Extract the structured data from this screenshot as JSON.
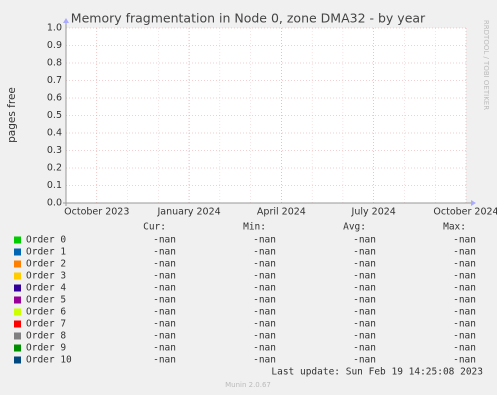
{
  "chart_data": {
    "type": "line",
    "title": "Memory fragmentation in Node 0, zone DMA32 - by year",
    "ylabel": "pages free",
    "side_label": "RRDTOOL / TOBI OETIKER",
    "ylim": [
      0,
      1
    ],
    "yticks": [
      {
        "value": 0,
        "label": "0.0"
      },
      {
        "value": 0.1,
        "label": "0.1"
      },
      {
        "value": 0.2,
        "label": "0.2"
      },
      {
        "value": 0.3,
        "label": "0.3"
      },
      {
        "value": 0.4,
        "label": "0.4"
      },
      {
        "value": 0.5,
        "label": "0.5"
      },
      {
        "value": 0.6,
        "label": "0.6"
      },
      {
        "value": 0.7,
        "label": "0.7"
      },
      {
        "value": 0.8,
        "label": "0.8"
      },
      {
        "value": 0.9,
        "label": "0.9"
      },
      {
        "value": 1,
        "label": "1.0"
      }
    ],
    "xlim": [
      "2023-09",
      "2024-10"
    ],
    "xticks": [
      {
        "value": "2023-10",
        "label": "October 2023"
      },
      {
        "value": "2024-01",
        "label": "January 2024"
      },
      {
        "value": "2024-04",
        "label": "April 2024"
      },
      {
        "value": "2024-07",
        "label": "July 2024"
      },
      {
        "value": "2024-10",
        "label": "October 2024"
      }
    ],
    "grid": true,
    "stat_labels": [
      "Cur:",
      "Min:",
      "Avg:",
      "Max:"
    ],
    "series": [
      {
        "name": "Order 0",
        "color": "#00cc00",
        "values": [],
        "stats": [
          "-nan",
          "-nan",
          "-nan",
          "-nan"
        ]
      },
      {
        "name": "Order 1",
        "color": "#0066b3",
        "values": [],
        "stats": [
          "-nan",
          "-nan",
          "-nan",
          "-nan"
        ]
      },
      {
        "name": "Order 2",
        "color": "#ff8000",
        "values": [],
        "stats": [
          "-nan",
          "-nan",
          "-nan",
          "-nan"
        ]
      },
      {
        "name": "Order 3",
        "color": "#ffcc00",
        "values": [],
        "stats": [
          "-nan",
          "-nan",
          "-nan",
          "-nan"
        ]
      },
      {
        "name": "Order 4",
        "color": "#330099",
        "values": [],
        "stats": [
          "-nan",
          "-nan",
          "-nan",
          "-nan"
        ]
      },
      {
        "name": "Order 5",
        "color": "#990099",
        "values": [],
        "stats": [
          "-nan",
          "-nan",
          "-nan",
          "-nan"
        ]
      },
      {
        "name": "Order 6",
        "color": "#ccff00",
        "values": [],
        "stats": [
          "-nan",
          "-nan",
          "-nan",
          "-nan"
        ]
      },
      {
        "name": "Order 7",
        "color": "#ff0000",
        "values": [],
        "stats": [
          "-nan",
          "-nan",
          "-nan",
          "-nan"
        ]
      },
      {
        "name": "Order 8",
        "color": "#808080",
        "values": [],
        "stats": [
          "-nan",
          "-nan",
          "-nan",
          "-nan"
        ]
      },
      {
        "name": "Order 9",
        "color": "#008f00",
        "values": [],
        "stats": [
          "-nan",
          "-nan",
          "-nan",
          "-nan"
        ]
      },
      {
        "name": "Order 10",
        "color": "#00487d",
        "values": [],
        "stats": [
          "-nan",
          "-nan",
          "-nan",
          "-nan"
        ]
      }
    ],
    "last_update": "Last update: Sun Feb 19 14:25:08 2023",
    "footer": "Munin 2.0.67"
  }
}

The request>
Without the pictures, print the records in full, exactly as they appear.

Written reply>
Extract the structured data from this screenshot as JSON.
{
  "chart_data": {
    "type": "line",
    "title": "Memory fragmentation in Node 0, zone DMA32 - by year",
    "ylabel": "pages free",
    "side_label": "RRDTOOL / TOBI OETIKER",
    "ylim": [
      0,
      1
    ],
    "yticks": [
      {
        "value": 0,
        "label": "0.0"
      },
      {
        "value": 0.1,
        "label": "0.1"
      },
      {
        "value": 0.2,
        "label": "0.2"
      },
      {
        "value": 0.3,
        "label": "0.3"
      },
      {
        "value": 0.4,
        "label": "0.4"
      },
      {
        "value": 0.5,
        "label": "0.5"
      },
      {
        "value": 0.6,
        "label": "0.6"
      },
      {
        "value": 0.7,
        "label": "0.7"
      },
      {
        "value": 0.8,
        "label": "0.8"
      },
      {
        "value": 0.9,
        "label": "0.9"
      },
      {
        "value": 1,
        "label": "1.0"
      }
    ],
    "xlim": [
      "2023-09",
      "2024-10"
    ],
    "xticks": [
      {
        "value": "2023-10",
        "label": "October 2023"
      },
      {
        "value": "2024-01",
        "label": "January 2024"
      },
      {
        "value": "2024-04",
        "label": "April 2024"
      },
      {
        "value": "2024-07",
        "label": "July 2024"
      },
      {
        "value": "2024-10",
        "label": "October 2024"
      }
    ],
    "grid": true,
    "stat_labels": [
      "Cur:",
      "Min:",
      "Avg:",
      "Max:"
    ],
    "series": [
      {
        "name": "Order 0",
        "color": "#00cc00",
        "values": [],
        "stats": [
          "-nan",
          "-nan",
          "-nan",
          "-nan"
        ]
      },
      {
        "name": "Order 1",
        "color": "#0066b3",
        "values": [],
        "stats": [
          "-nan",
          "-nan",
          "-nan",
          "-nan"
        ]
      },
      {
        "name": "Order 2",
        "color": "#ff8000",
        "values": [],
        "stats": [
          "-nan",
          "-nan",
          "-nan",
          "-nan"
        ]
      },
      {
        "name": "Order 3",
        "color": "#ffcc00",
        "values": [],
        "stats": [
          "-nan",
          "-nan",
          "-nan",
          "-nan"
        ]
      },
      {
        "name": "Order 4",
        "color": "#330099",
        "values": [],
        "stats": [
          "-nan",
          "-nan",
          "-nan",
          "-nan"
        ]
      },
      {
        "name": "Order 5",
        "color": "#990099",
        "values": [],
        "stats": [
          "-nan",
          "-nan",
          "-nan",
          "-nan"
        ]
      },
      {
        "name": "Order 6",
        "color": "#ccff00",
        "values": [],
        "stats": [
          "-nan",
          "-nan",
          "-nan",
          "-nan"
        ]
      },
      {
        "name": "Order 7",
        "color": "#ff0000",
        "values": [],
        "stats": [
          "-nan",
          "-nan",
          "-nan",
          "-nan"
        ]
      },
      {
        "name": "Order 8",
        "color": "#808080",
        "values": [],
        "stats": [
          "-nan",
          "-nan",
          "-nan",
          "-nan"
        ]
      },
      {
        "name": "Order 9",
        "color": "#008f00",
        "values": [],
        "stats": [
          "-nan",
          "-nan",
          "-nan",
          "-nan"
        ]
      },
      {
        "name": "Order 10",
        "color": "#00487d",
        "values": [],
        "stats": [
          "-nan",
          "-nan",
          "-nan",
          "-nan"
        ]
      }
    ],
    "last_update": "Last update: Sun Feb 19 14:25:08 2023",
    "footer": "Munin 2.0.67"
  }
}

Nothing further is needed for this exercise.